Task
Transcribe all the records exactly and omit any images they hold.

* Begin Stored rows *

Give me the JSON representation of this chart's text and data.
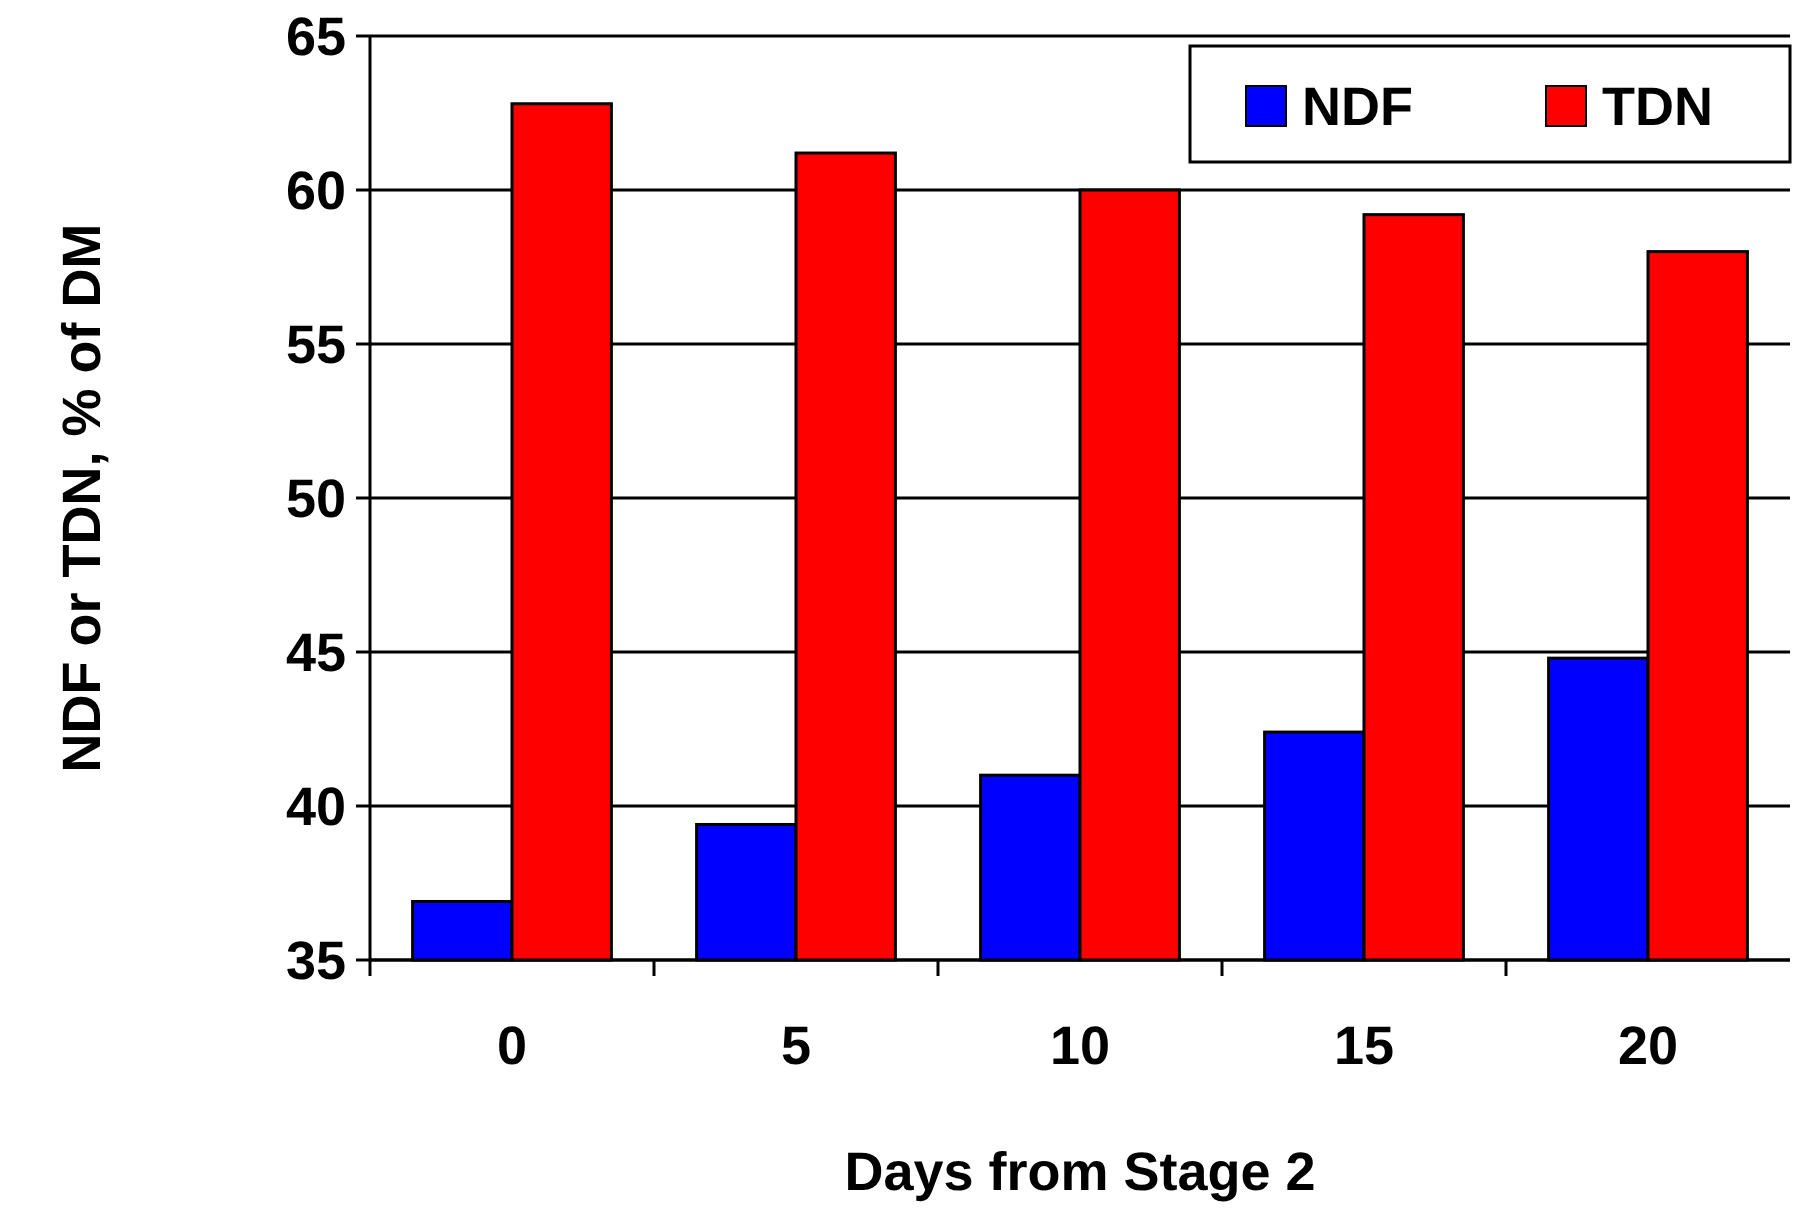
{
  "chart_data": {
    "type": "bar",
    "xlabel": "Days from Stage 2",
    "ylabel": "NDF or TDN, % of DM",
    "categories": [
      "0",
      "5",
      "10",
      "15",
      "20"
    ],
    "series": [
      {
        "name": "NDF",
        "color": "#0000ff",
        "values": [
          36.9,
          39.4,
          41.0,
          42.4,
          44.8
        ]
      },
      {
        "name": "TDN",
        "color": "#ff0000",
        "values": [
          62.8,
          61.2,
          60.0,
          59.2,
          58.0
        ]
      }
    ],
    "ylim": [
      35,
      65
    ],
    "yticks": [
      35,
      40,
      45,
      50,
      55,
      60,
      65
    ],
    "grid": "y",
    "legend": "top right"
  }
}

* End Stored rows *

Complete response
Give me the JSON representation of this chart's text and data.
{
  "chart_data": {
    "type": "bar",
    "xlabel": "Days from Stage 2",
    "ylabel": "NDF or TDN, % of DM",
    "categories": [
      "0",
      "5",
      "10",
      "15",
      "20"
    ],
    "series": [
      {
        "name": "NDF",
        "color": "#0000ff",
        "values": [
          36.9,
          39.4,
          41.0,
          42.4,
          44.8
        ]
      },
      {
        "name": "TDN",
        "color": "#ff0000",
        "values": [
          62.8,
          61.2,
          60.0,
          59.2,
          58.0
        ]
      }
    ],
    "ylim": [
      35,
      65
    ],
    "yticks": [
      35,
      40,
      45,
      50,
      55,
      60,
      65
    ],
    "grid": "y",
    "legend": "top right"
  }
}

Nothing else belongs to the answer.